Exercise requirements
Identify the lines that contain the string "name" and copy all of them.

■ ■ ■ ■ ■ ■ ■

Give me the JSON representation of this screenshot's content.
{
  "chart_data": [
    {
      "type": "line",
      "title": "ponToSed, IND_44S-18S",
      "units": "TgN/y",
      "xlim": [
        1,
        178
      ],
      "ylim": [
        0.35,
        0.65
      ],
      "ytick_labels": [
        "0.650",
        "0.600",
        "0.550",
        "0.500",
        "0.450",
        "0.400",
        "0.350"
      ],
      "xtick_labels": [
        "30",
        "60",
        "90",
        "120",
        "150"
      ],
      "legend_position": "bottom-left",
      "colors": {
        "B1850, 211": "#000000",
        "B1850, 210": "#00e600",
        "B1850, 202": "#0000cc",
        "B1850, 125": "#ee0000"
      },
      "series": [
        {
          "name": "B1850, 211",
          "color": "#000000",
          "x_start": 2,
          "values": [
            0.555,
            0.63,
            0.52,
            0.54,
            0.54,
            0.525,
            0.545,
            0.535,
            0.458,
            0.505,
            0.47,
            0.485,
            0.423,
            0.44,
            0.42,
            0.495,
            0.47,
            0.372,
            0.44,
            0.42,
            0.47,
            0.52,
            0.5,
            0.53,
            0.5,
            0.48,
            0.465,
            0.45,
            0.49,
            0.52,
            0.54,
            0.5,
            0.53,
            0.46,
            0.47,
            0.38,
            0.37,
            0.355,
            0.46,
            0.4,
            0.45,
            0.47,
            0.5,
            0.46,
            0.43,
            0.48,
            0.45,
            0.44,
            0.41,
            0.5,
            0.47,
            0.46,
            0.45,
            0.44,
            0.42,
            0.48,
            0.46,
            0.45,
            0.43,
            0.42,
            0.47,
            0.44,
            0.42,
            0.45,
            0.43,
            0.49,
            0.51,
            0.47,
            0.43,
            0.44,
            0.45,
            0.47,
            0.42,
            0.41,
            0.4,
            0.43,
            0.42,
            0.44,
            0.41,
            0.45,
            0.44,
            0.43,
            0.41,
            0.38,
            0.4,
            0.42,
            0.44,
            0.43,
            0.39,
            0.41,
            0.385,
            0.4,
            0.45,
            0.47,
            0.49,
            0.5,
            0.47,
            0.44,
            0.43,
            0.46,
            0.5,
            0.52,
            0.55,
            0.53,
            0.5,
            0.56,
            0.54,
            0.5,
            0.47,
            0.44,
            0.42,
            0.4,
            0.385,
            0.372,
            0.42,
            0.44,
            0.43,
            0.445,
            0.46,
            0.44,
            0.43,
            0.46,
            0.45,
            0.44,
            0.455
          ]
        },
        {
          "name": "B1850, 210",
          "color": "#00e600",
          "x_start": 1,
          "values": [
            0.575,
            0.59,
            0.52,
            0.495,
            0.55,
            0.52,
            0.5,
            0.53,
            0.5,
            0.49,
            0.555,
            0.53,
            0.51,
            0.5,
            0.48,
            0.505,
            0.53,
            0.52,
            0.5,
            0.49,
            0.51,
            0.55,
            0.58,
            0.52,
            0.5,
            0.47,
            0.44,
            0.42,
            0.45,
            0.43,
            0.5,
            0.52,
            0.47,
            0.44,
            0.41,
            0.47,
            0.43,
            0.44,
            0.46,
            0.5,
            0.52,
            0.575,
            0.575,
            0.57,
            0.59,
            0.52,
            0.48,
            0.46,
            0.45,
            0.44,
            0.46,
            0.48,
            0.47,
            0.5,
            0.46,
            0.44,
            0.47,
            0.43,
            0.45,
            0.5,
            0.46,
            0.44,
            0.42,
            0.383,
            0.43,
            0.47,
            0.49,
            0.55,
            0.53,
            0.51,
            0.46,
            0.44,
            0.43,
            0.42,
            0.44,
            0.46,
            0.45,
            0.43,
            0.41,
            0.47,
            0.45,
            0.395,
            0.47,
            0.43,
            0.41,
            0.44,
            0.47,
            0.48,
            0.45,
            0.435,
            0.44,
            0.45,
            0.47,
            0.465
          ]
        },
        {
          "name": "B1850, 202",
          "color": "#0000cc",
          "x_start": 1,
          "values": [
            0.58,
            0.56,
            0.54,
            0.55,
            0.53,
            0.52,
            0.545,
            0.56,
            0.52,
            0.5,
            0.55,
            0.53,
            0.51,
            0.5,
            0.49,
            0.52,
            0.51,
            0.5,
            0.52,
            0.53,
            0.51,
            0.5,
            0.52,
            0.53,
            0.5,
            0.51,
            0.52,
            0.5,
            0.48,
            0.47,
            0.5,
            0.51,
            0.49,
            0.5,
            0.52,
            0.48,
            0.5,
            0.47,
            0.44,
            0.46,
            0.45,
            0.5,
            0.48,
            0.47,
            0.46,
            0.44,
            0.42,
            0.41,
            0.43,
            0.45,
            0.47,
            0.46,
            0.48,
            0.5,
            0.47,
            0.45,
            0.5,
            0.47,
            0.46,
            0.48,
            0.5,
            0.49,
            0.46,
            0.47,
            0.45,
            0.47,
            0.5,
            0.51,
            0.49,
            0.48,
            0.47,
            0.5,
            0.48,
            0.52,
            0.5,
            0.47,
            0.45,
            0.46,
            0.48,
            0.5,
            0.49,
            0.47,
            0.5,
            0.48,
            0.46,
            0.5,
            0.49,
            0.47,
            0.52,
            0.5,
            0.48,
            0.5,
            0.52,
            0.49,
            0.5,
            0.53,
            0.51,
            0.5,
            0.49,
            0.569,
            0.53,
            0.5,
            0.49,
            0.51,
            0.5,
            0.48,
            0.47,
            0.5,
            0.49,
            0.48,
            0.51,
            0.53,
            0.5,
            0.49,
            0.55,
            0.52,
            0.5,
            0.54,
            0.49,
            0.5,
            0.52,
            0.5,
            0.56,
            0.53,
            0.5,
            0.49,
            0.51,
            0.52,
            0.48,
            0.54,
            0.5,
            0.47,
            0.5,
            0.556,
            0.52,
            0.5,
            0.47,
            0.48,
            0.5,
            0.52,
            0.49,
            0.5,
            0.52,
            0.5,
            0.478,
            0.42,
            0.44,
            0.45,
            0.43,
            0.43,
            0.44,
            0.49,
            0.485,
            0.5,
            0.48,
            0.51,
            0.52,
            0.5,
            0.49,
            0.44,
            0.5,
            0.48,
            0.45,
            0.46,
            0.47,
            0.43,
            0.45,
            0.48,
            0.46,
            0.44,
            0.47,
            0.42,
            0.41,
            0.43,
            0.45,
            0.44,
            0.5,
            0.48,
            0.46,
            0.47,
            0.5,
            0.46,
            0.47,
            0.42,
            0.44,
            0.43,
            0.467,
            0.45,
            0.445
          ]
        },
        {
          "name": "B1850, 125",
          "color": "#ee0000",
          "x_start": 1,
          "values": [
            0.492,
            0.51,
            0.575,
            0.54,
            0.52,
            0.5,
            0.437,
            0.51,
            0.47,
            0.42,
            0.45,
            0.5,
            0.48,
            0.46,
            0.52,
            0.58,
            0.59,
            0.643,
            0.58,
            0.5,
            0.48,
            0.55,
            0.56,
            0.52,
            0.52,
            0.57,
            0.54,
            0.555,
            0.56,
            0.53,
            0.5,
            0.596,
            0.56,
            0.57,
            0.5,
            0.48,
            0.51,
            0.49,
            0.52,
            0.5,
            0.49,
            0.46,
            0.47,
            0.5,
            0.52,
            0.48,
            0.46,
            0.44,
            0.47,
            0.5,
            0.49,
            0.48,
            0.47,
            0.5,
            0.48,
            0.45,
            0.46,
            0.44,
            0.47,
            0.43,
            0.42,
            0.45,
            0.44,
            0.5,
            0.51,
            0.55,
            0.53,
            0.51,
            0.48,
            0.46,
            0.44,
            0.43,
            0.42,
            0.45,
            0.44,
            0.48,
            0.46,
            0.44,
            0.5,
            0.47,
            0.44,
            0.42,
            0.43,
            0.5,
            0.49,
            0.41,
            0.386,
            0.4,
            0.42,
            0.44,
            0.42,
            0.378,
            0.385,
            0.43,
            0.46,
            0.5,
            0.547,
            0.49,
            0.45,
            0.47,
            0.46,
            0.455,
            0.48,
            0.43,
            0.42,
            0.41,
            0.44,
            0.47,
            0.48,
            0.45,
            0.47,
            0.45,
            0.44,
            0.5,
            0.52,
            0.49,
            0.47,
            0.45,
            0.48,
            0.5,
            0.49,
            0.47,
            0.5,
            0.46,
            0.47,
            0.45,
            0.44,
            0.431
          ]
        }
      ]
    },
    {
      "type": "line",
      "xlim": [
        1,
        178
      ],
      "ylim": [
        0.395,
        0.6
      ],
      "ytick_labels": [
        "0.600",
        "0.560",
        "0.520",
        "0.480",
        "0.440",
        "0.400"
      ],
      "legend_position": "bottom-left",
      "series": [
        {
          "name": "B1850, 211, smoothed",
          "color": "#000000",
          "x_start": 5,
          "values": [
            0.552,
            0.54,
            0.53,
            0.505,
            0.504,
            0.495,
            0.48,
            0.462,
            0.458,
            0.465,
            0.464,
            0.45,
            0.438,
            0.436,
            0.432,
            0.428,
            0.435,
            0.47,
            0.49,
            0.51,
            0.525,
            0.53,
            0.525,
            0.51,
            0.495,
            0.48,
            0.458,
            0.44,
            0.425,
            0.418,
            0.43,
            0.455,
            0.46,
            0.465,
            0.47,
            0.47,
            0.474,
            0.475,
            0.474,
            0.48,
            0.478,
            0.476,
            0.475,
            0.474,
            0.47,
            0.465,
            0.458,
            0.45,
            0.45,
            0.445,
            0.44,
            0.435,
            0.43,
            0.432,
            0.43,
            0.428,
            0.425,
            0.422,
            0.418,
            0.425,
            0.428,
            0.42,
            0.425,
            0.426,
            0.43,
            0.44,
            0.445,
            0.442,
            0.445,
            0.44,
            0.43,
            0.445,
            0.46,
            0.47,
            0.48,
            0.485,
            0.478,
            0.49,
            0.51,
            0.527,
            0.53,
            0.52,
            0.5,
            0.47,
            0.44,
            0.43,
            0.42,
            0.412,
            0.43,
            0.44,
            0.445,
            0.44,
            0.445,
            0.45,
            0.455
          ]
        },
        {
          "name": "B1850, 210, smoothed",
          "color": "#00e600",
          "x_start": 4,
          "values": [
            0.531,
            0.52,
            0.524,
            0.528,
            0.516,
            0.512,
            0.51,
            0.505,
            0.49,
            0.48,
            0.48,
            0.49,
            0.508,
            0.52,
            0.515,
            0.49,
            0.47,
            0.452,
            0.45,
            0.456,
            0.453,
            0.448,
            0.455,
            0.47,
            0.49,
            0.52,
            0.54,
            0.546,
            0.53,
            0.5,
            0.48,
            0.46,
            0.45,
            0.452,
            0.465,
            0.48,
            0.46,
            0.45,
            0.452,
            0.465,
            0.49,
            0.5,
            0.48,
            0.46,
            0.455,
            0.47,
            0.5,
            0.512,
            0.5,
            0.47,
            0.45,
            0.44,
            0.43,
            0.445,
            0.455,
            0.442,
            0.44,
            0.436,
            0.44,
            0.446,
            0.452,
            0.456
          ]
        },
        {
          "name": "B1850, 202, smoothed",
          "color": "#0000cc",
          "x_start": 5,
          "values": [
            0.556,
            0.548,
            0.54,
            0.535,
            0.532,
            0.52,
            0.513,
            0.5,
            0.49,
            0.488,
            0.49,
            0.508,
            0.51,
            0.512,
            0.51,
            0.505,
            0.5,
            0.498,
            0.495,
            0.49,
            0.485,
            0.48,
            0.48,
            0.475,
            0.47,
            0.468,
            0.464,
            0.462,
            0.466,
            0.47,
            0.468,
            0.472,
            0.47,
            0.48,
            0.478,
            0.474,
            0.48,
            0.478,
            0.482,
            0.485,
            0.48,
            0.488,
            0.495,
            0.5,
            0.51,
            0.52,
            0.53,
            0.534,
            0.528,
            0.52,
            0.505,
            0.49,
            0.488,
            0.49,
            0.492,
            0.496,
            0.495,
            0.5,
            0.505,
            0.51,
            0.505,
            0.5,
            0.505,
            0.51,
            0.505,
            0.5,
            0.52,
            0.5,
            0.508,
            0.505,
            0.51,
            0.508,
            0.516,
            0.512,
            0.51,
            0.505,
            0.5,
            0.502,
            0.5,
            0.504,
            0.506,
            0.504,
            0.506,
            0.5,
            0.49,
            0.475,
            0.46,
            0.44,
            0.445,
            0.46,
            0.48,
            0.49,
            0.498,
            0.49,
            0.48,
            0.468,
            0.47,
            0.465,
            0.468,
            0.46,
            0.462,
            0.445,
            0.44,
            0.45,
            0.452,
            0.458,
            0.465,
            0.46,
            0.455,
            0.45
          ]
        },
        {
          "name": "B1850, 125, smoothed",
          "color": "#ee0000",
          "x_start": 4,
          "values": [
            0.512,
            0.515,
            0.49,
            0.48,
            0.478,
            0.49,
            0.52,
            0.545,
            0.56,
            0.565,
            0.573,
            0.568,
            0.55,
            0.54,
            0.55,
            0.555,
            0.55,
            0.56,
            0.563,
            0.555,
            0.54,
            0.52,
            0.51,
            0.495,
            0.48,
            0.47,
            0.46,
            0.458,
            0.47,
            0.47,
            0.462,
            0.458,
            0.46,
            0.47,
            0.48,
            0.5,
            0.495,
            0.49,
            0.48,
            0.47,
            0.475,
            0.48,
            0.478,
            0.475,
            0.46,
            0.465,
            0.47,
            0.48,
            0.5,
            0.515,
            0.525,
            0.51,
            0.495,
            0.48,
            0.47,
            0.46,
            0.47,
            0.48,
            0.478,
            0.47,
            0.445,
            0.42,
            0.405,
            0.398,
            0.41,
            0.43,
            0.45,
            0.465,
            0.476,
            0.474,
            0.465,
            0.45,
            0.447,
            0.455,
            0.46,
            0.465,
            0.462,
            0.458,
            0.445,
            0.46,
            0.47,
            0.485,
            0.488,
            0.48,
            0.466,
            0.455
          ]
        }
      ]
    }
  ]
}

■ ■ ■ ■ ■ ■ ■

The output
          "name": "B1850, 211",
          "name": "B1850, 210",
          "name": "B1850, 202",
          "name": "B1850, 125",
          "name": "B1850, 211, smoothed",
          "name": "B1850, 210, smoothed",
          "name": "B1850, 202, smoothed",
          "name": "B1850, 125, smoothed",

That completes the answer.